• _YOUR OBJECTIVE_:
With the line containing "Output the text content of this document." as the first line and the last line of the records as the final one, reproduce that range exactly.

• _PROVIDED INFORMATION_:
···

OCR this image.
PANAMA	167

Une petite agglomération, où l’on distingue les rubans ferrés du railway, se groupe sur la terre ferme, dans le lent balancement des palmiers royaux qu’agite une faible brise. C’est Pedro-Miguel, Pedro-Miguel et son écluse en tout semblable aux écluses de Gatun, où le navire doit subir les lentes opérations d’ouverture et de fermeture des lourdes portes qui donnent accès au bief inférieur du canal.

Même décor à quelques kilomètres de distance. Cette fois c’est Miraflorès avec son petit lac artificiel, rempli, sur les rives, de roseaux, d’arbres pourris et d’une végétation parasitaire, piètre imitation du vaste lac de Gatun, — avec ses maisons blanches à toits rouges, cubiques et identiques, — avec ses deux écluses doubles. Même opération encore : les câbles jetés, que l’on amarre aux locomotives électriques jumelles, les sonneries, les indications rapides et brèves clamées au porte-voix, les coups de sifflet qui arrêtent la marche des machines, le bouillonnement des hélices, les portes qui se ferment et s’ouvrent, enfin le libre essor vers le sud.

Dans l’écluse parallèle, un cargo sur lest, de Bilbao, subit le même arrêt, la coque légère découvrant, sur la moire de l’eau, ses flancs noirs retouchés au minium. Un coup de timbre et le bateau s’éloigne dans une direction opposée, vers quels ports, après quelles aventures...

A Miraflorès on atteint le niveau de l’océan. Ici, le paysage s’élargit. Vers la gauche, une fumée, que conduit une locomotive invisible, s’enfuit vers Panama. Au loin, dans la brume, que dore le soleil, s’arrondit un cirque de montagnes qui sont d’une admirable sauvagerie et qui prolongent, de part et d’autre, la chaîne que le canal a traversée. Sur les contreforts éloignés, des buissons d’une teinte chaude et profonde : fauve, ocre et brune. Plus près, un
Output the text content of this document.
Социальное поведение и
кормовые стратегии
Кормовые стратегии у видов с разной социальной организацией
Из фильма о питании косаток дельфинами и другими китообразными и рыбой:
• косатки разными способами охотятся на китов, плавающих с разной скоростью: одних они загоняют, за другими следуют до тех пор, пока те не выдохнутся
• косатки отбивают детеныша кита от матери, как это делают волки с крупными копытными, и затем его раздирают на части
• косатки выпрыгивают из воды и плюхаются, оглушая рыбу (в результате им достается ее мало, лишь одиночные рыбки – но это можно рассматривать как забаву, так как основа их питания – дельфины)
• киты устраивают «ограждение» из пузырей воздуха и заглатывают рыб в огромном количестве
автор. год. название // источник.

···

• _SOLUTION_:
Output the text content of this document.
Социальное поведение и
кормовые стратегии
Кормовые стратегии у видов с разной социальной организацией
Из фильма о питании косаток дельфинами и другими китообразными и рыбой:
• косатки разными способами охотятся на китов, плавающих с разной скоростью: одних они загоняют, за другими следуют до тех пор, пока те не выдохнутся
• косатки отбивают детеныша кита от матери, как это делают волки с крупными копытными, и затем его раздирают на части
• косатки выпрыгивают из воды и плюхаются, оглушая рыбу (в результате им достается ее мало, лишь одиночные рыбки – но это можно рассматривать как забаву, так как основа их питания – дельфины)
• киты устраивают «ограждение» из пузырей воздуха и заглатывают рыб в огромном количестве
автор. год. название // источник.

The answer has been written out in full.